• [COSA FARE]: Elenca tutti i trattamenti e gli interventi terapeutici nominati nel testo sulla craniectomia decompressiva.

• [TESTO FORNITO]:
:::
Un brutto edema non responsivo ai farmaci e alle tecniche rianimatorie quasi certamente porterà il paziente a morte, mentre la decompressione cerebrale esterna non è detto che non dia chances di un soddisfacente recupero.

Anni fa operai una craniectomia decompressiva bilateralmente in un ragazzo di sedici anni.

Dopo circa un mese si ripristinò lo stato di coscienza e vigilanza con un modesto deficit brachio-crurale e una modesta sindrome frontale”

La vicenda di Alfie si fonda tutta sull’etica, calpestata e bistrattata da quelli che hanno tentato ingannevolmente di invocarla a loro favore.
:::
(Voci di dati raccolti)
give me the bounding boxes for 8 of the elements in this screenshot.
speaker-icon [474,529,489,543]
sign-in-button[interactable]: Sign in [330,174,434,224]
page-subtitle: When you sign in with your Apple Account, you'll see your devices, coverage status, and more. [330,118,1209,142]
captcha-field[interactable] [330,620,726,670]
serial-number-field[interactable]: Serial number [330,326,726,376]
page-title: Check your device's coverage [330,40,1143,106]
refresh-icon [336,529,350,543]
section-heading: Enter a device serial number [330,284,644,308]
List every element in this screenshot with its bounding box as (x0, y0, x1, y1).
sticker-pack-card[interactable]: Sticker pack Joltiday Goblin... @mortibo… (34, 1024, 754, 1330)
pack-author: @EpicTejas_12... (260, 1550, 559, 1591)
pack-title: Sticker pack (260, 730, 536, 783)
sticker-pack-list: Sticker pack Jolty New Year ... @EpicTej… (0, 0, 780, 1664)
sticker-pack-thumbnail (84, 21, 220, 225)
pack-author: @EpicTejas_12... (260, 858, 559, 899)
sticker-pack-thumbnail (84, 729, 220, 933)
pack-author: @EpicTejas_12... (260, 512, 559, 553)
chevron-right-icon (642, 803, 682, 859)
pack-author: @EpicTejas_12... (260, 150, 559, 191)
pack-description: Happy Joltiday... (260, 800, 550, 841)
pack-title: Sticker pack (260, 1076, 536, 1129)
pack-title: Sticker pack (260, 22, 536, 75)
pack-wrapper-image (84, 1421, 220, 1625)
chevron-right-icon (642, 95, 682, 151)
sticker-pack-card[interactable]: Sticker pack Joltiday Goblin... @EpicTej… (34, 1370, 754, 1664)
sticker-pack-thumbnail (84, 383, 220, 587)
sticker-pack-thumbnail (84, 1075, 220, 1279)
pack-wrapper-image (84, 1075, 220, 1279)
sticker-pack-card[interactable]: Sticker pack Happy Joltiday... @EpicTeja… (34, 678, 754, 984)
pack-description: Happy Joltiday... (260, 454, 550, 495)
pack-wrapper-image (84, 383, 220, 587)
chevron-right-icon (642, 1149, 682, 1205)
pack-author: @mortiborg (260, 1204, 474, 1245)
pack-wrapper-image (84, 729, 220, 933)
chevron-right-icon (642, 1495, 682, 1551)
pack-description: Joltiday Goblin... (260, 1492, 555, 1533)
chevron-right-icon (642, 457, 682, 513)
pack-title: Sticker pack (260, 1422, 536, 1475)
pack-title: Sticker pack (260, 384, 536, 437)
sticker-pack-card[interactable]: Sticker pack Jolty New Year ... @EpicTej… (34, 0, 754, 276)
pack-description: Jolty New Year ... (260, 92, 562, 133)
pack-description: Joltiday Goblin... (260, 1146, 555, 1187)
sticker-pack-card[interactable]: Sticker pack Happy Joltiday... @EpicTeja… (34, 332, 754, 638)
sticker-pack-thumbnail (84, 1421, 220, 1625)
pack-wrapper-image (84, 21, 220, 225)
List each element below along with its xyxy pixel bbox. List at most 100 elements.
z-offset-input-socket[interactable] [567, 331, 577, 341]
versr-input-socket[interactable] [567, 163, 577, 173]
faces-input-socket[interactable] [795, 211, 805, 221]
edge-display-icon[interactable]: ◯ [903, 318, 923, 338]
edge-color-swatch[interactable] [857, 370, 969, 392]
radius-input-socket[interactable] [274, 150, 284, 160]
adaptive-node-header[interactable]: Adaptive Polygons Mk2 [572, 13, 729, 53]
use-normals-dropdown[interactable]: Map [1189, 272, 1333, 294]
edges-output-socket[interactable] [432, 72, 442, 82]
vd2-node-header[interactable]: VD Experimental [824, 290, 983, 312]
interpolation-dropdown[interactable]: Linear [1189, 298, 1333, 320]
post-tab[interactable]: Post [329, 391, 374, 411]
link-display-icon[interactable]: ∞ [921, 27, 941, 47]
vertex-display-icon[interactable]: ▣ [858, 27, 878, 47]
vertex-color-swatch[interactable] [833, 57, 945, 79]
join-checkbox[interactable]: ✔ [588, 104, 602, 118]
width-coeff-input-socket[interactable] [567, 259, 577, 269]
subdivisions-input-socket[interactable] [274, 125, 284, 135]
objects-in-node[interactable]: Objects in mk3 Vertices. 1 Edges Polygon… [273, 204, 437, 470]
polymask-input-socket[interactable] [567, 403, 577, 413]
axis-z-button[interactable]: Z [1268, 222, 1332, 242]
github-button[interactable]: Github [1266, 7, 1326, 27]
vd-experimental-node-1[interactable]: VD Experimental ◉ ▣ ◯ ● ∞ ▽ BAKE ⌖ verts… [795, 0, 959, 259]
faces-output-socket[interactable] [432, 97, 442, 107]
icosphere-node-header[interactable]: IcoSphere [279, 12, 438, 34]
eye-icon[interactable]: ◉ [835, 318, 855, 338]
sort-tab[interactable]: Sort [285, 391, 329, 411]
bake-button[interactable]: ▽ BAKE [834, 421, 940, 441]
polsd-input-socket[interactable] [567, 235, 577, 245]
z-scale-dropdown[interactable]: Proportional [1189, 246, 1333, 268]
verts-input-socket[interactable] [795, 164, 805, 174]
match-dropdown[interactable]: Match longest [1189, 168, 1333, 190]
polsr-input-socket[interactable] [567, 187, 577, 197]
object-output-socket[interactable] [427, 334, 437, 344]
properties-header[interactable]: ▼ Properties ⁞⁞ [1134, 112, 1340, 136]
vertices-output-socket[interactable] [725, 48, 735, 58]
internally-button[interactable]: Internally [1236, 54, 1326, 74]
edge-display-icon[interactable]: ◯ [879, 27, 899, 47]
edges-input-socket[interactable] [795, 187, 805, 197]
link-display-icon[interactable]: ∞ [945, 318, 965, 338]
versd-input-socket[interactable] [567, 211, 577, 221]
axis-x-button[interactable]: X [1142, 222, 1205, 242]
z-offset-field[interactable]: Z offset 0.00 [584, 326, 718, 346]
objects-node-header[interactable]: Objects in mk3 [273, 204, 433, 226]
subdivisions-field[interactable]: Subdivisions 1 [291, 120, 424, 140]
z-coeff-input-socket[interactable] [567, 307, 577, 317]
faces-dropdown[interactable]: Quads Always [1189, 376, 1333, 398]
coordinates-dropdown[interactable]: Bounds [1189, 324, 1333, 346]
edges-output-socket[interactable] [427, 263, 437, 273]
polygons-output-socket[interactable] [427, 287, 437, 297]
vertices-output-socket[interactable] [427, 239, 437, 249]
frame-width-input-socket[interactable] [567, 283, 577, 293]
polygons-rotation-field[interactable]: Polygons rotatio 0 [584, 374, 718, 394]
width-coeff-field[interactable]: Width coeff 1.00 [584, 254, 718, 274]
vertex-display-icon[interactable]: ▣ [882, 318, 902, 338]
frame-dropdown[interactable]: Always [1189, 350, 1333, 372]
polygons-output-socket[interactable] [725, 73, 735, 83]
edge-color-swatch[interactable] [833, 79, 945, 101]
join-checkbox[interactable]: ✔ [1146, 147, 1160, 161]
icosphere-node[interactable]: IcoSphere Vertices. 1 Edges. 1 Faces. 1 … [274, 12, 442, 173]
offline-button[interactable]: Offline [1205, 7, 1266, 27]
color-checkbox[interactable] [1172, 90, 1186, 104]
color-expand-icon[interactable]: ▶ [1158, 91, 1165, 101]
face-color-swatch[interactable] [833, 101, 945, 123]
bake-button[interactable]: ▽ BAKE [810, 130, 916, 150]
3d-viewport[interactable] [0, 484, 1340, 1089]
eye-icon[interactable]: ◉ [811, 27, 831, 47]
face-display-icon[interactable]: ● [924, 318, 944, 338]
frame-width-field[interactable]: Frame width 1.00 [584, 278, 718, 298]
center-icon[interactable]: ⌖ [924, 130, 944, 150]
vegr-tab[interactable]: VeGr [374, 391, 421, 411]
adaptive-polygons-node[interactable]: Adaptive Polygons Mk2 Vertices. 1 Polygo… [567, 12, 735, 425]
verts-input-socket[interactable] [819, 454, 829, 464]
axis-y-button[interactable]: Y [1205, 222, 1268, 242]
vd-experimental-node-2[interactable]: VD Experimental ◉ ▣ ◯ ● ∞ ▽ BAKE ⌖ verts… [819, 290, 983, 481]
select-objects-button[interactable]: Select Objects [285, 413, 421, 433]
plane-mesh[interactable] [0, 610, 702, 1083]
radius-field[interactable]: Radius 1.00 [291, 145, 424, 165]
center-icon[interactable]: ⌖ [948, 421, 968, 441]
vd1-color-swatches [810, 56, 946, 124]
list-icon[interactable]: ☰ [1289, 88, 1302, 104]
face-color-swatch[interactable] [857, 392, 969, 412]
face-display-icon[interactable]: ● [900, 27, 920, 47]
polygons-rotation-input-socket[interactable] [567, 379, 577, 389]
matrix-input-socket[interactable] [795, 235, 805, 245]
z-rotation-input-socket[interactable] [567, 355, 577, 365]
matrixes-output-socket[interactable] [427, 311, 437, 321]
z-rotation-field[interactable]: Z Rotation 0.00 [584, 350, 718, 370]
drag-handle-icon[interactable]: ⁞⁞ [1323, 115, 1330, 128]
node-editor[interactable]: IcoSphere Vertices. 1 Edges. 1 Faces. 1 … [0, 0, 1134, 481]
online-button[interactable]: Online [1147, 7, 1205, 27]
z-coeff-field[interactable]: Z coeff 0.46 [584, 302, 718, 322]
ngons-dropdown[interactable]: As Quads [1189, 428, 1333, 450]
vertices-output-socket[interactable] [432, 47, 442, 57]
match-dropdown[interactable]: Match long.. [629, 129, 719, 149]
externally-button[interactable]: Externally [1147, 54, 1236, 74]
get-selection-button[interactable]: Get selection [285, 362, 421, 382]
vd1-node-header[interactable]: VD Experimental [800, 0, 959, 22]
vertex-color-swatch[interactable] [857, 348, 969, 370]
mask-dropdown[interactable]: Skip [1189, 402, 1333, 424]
:::
• [SOLUZIONE]:
- farmaci
- tecniche rianimatorie
- decompressione cerebrale esterna
- craniectomia decompressiva bilaterale